Exercise requirements | Transcribe the records that follow in their entirety, omitting any pictures.

--- START OF Material provided ---

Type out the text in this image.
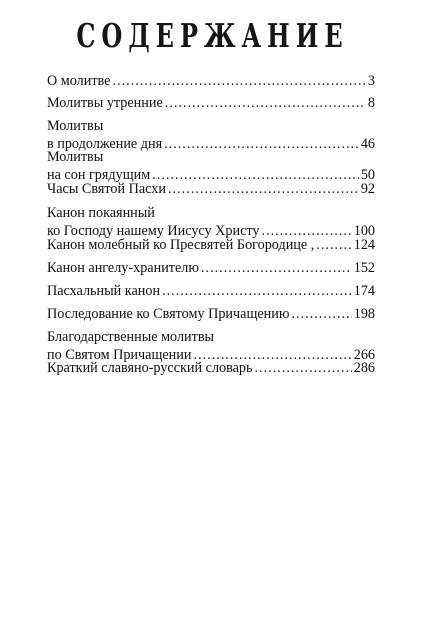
СОДЕРЖАНИЕ
О молитве .....	3
Молитвы утренние .....	8
Молитвы
в продолжение дня .....	46
Молитвы
на сон грядущим .....	50
Часы Святой Пасхи .....	92
Канон покаянный
ко Господу нашему Иисусу Христу .....	100
Канон молебный ко Пресвятей Богородице , .....	124
Канон ангелу-хранителю .....	152
Пасхальный канон .....	174
Последование ко Святому Причащению .....	198
Благодарственные молитвы
по Святом Причащении .....	266
Краткий славяно-русский словарь .....	286
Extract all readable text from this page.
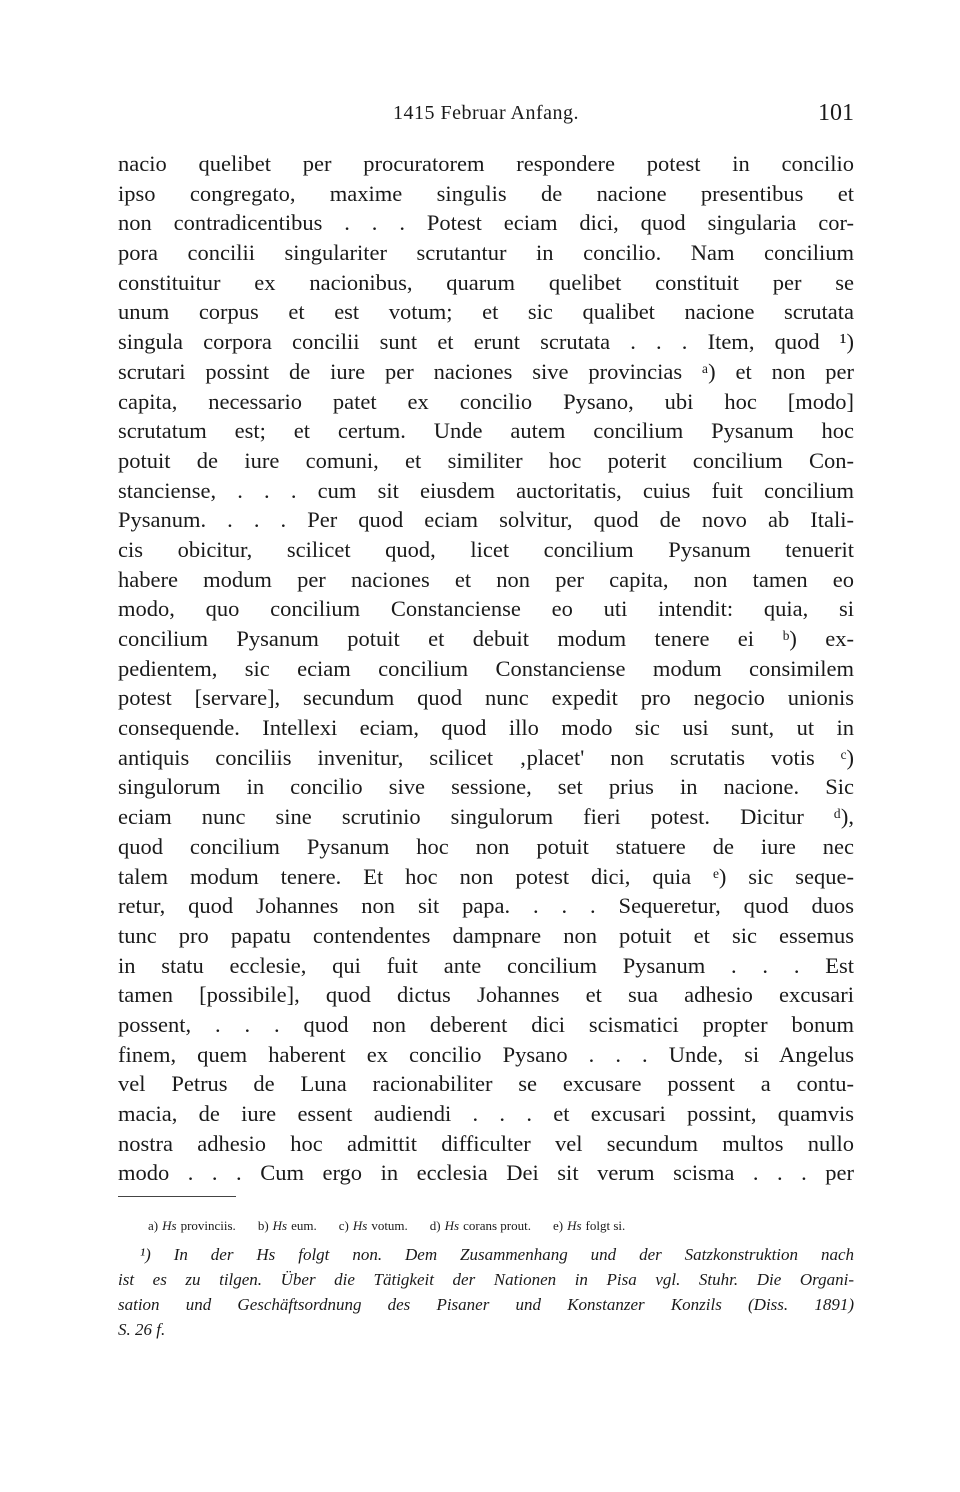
1415 Februar Anfang.	101
nacio quelibet per procuratorem respondere potest in concilio
ipso congregato, maxime singulis de nacione presentibus et
non contradicentibus . . . Potest eciam dici, quod singularia cor-
pora concilii singulariter scrutantur in concilio. Nam concilium
constituitur ex nacionibus, quarum quelibet constituit per se
unum corpus et est votum; et sic qualibet nacione scrutata
singula corpora concilii sunt et erunt scrutata . . . Item, quod ¹)
scrutari possint de iure per naciones sive provincias ᵃ) et non per
capita, necessario patet ex concilio Pysano, ubi hoc [modo]
scrutatum est; et certum. Unde autem concilium Pysanum hoc
potuit de iure comuni, et similiter hoc poterit concilium Con-
stanciense, . . . cum sit eiusdem auctoritatis, cuius fuit concilium
Pysanum. . . . Per quod eciam solvitur, quod de novo ab Itali-
cis obicitur, scilicet quod, licet concilium Pysanum tenuerit
habere modum per naciones et non per capita, non tamen eo
modo, quo concilium Constanciense eo uti intendit: quia, si
concilium Pysanum potuit et debuit modum tenere ei ᵇ) ex-
pedientem, sic eciam concilium Constanciense modum consimilem
potest [servare], secundum quod nunc expedit pro negocio unionis
consequende. Intellexi eciam, quod illo modo sic usi sunt, ut in
antiquis conciliis invenitur, scilicet ‚placet' non scrutatis votis ᶜ)
singulorum in concilio sive sessione, set prius in nacione. Sic
eciam nunc sine scrutinio singulorum fieri potest. Dicitur ᵈ),
quod concilium Pysanum hoc non potuit statuere de iure nec
talem modum tenere. Et hoc non potest dici, quia ᵉ) sic seque-
retur, quod Johannes non sit papa. . . . Sequeretur, quod duos
tunc pro papatu contendentes dampnare non potuit et sic essemus
in statu ecclesie, qui fuit ante concilium Pysanum . . . Est
tamen [possibile], quod dictus Johannes et sua adhesio excusari
possent, . . . quod non deberent dici scismatici propter bonum
finem, quem haberent ex concilio Pysano . . . Unde, si Angelus
vel Petrus de Luna racionabiliter se excusare possent a contu-
macia, de iure essent audiendi . . . et excusari possint, quamvis
nostra adhesio hoc admittit difficulter vel secundum multos nullo
modo . . . Cum ergo in ecclesia Dei sit verum scisma . . . per
a) Hs provinciis. b) Hs eum. c) Hs votum. d) Hs corans prout. e) Hs folgt si.
¹) In der Hs folgt non. Dem Zusammenhang und der Satzkonstruktion nach
ist es zu tilgen. Über die Tätigkeit der Nationen in Pisa vgl. Stuhr. Die Organi-
sation und Geschäftsordnung des Pisaner und Konstanzer Konzils (Diss. 1891)
S. 26 f.
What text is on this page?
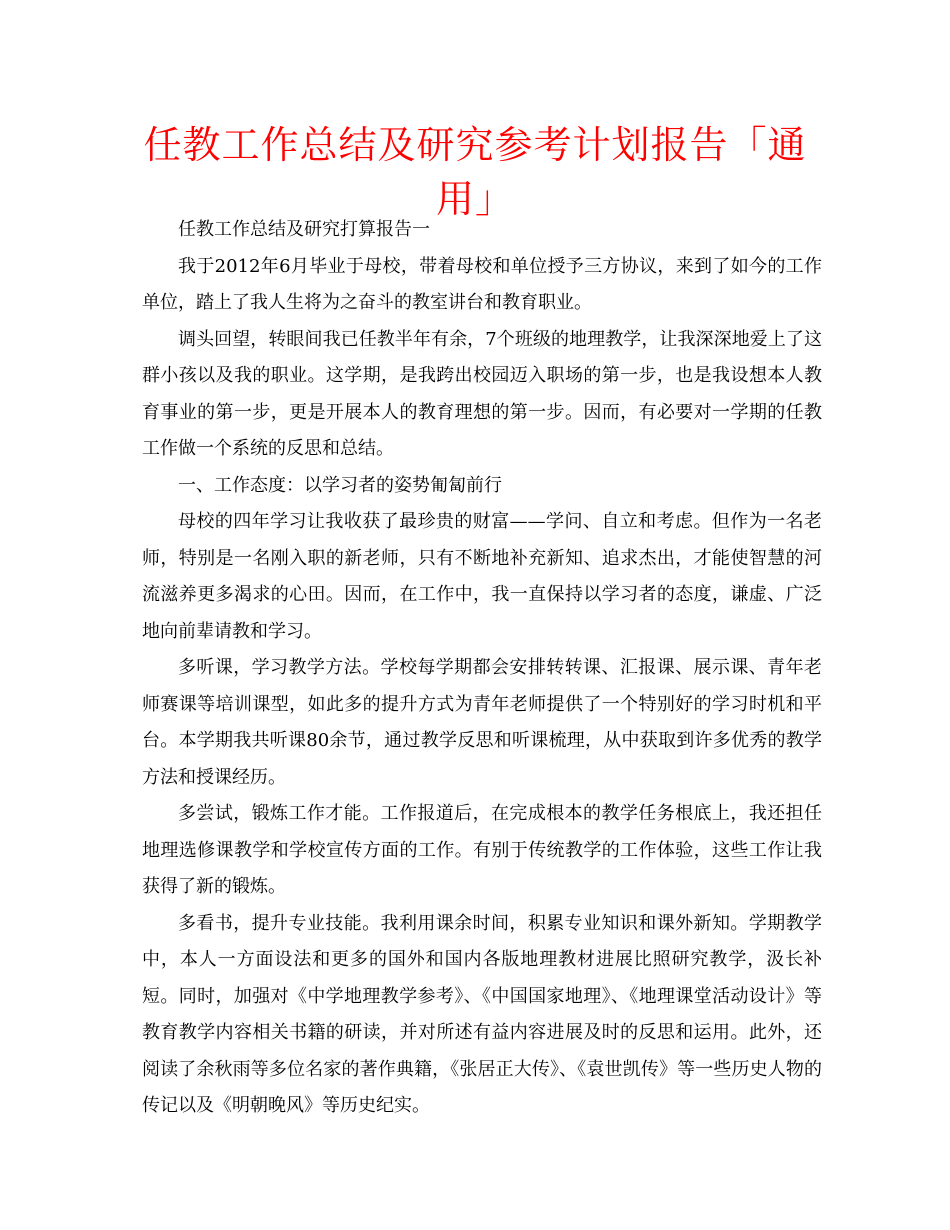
任教工作总结及研究参考计划报告「通用」

任教工作总结及研究打算报告一

我于2012年6月毕业于母校，带着母校和单位授予三方协议，来到了如今的工作单位，踏上了我人生将为之奋斗的教室讲台和教育职业。

调头回望，转眼间我已任教半年有余，7个班级的地理教学，让我深深地爱上了这群小孩以及我的职业。这学期，是我跨出校园迈入职场的第一步，也是我设想本人教育事业的第一步，更是开展本人的教育理想的第一步。因而，有必要对一学期的任教工作做一个系统的反思和总结。

一、工作态度：以学习者的姿势匍匐前行

母校的四年学习让我收获了最珍贵的财富——学问、自立和考虑。但作为一名老师，特别是一名刚入职的新老师，只有不断地补充新知、追求杰出，才能使智慧的河流滋养更多渴求的心田。因而，在工作中，我一直保持以学习者的态度，谦虚、广泛地向前辈请教和学习。

多听课，学习教学方法。学校每学期都会安排转转课、汇报课、展示课、青年老师赛课等培训课型，如此多的提升方式为青年老师提供了一个特别好的学习时机和平台。本学期我共听课80余节，通过教学反思和听课梳理，从中获取到许多优秀的教学方法和授课经历。

多尝试，锻炼工作才能。工作报道后，在完成根本的教学任务根底上，我还担任地理选修课教学和学校宣传方面的工作。有别于传统教学的工作体验，这些工作让我获得了新的锻炼。

多看书，提升专业技能。我利用课余时间，积累专业知识和课外新知。学期教学中，本人一方面设法和更多的国外和国内各版地理教材进展比照研究教学，汲长补短。同时，加强对《中学地理教学参考》、《中国国家地理》、《地理课堂活动设计》等教育教学内容相关书籍的研读，并对所述有益内容进展及时的反思和运用。此外，还阅读了余秋雨等多位名家的著作典籍，《张居正大传》、《袁世凯传》等一些历史人物的传记以及《明朝晚风》等历史纪实。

--- END OF Material provided ---

Solution for this problem |
Type out the text in this image.
СОДЕРЖАНИЕ
О молитве .....	3
Молитвы утренние .....	8
Молитвы
в продолжение дня .....	46
Молитвы
на сон грядущим .....	50
Часы Святой Пасхи .....	92
Канон покаянный
ко Господу нашему Иисусу Христу .....	100
Канон молебный ко Пресвятей Богородице , .....	124
Канон ангелу-хранителю .....	152
Пасхальный канон .....	174
Последование ко Святому Причащению .....	198
Благодарственные молитвы
по Святом Причащении .....	266
Краткий славяно-русский словарь .....	286
Extract all readable text from this page.
1415 Februar Anfang.	101
nacio quelibet per procuratorem respondere potest in concilio
ipso congregato, maxime singulis de nacione presentibus et
non contradicentibus . . . Potest eciam dici, quod singularia cor-
pora concilii singulariter scrutantur in concilio. Nam concilium
constituitur ex nacionibus, quarum quelibet constituit per se
unum corpus et est votum; et sic qualibet nacione scrutata
singula corpora concilii sunt et erunt scrutata . . . Item, quod ¹)
scrutari possint de iure per naciones sive provincias ᵃ) et non per
capita, necessario patet ex concilio Pysano, ubi hoc [modo]
scrutatum est; et certum. Unde autem concilium Pysanum hoc
potuit de iure comuni, et similiter hoc poterit concilium Con-
stanciense, . . . cum sit eiusdem auctoritatis, cuius fuit concilium
Pysanum. . . . Per quod eciam solvitur, quod de novo ab Itali-
cis obicitur, scilicet quod, licet concilium Pysanum tenuerit
habere modum per naciones et non per capita, non tamen eo
modo, quo concilium Constanciense eo uti intendit: quia, si
concilium Pysanum potuit et debuit modum tenere ei ᵇ) ex-
pedientem, sic eciam concilium Constanciense modum consimilem
potest [servare], secundum quod nunc expedit pro negocio unionis
consequende. Intellexi eciam, quod illo modo sic usi sunt, ut in
antiquis conciliis invenitur, scilicet ‚placet' non scrutatis votis ᶜ)
singulorum in concilio sive sessione, set prius in nacione. Sic
eciam nunc sine scrutinio singulorum fieri potest. Dicitur ᵈ),
quod concilium Pysanum hoc non potuit statuere de iure nec
talem modum tenere. Et hoc non potest dici, quia ᵉ) sic seque-
retur, quod Johannes non sit papa. . . . Sequeretur, quod duos
tunc pro papatu contendentes dampnare non potuit et sic essemus
in statu ecclesie, qui fuit ante concilium Pysanum . . . Est
tamen [possibile], quod dictus Johannes et sua adhesio excusari
possent, . . . quod non deberent dici scismatici propter bonum
finem, quem haberent ex concilio Pysano . . . Unde, si Angelus
vel Petrus de Luna racionabiliter se excusare possent a contu-
macia, de iure essent audiendi . . . et excusari possint, quamvis
nostra adhesio hoc admittit difficulter vel secundum multos nullo
modo . . . Cum ergo in ecclesia Dei sit verum scisma . . . per
a) Hs provinciis. b) Hs eum. c) Hs votum. d) Hs corans prout. e) Hs folgt si.
¹) In der Hs folgt non. Dem Zusammenhang und der Satzkonstruktion nach
ist es zu tilgen. Über die Tätigkeit der Nationen in Pisa vgl. Stuhr. Die Organi-
sation und Geschäftsordnung des Pisaner und Konstanzer Konzils (Diss. 1891)
S. 26 f.
What text is on this page?
任教工作总结及研究参考计划报告「通用」

任教工作总结及研究打算报告一

我于2012年6月毕业于母校，带着母校和单位授予三方协议，来到了如今的工作单位，踏上了我人生将为之奋斗的教室讲台和教育职业。

调头回望，转眼间我已任教半年有余，7个班级的地理教学，让我深深地爱上了这群小孩以及我的职业。这学期，是我跨出校园迈入职场的第一步，也是我设想本人教育事业的第一步，更是开展本人的教育理想的第一步。因而，有必要对一学期的任教工作做一个系统的反思和总结。

一、工作态度：以学习者的姿势匍匐前行

母校的四年学习让我收获了最珍贵的财富——学问、自立和考虑。但作为一名老师，特别是一名刚入职的新老师，只有不断地补充新知、追求杰出，才能使智慧的河流滋养更多渴求的心田。因而，在工作中，我一直保持以学习者的态度，谦虚、广泛地向前辈请教和学习。

多听课，学习教学方法。学校每学期都会安排转转课、汇报课、展示课、青年老师赛课等培训课型，如此多的提升方式为青年老师提供了一个特别好的学习时机和平台。本学期我共听课80余节，通过教学反思和听课梳理，从中获取到许多优秀的教学方法和授课经历。

多尝试，锻炼工作才能。工作报道后，在完成根本的教学任务根底上，我还担任地理选修课教学和学校宣传方面的工作。有别于传统教学的工作体验，这些工作让我获得了新的锻炼。

多看书，提升专业技能。我利用课余时间，积累专业知识和课外新知。学期教学中，本人一方面设法和更多的国外和国内各版地理教材进展比照研究教学，汲长补短。同时，加强对《中学地理教学参考》、《中国国家地理》、《地理课堂活动设计》等教育教学内容相关书籍的研读，并对所述有益内容进展及时的反思和运用。此外，还阅读了余秋雨等多位名家的著作典籍，《张居正大传》、《袁世凯传》等一些历史人物的传记以及《明朝晚风》等历史纪实。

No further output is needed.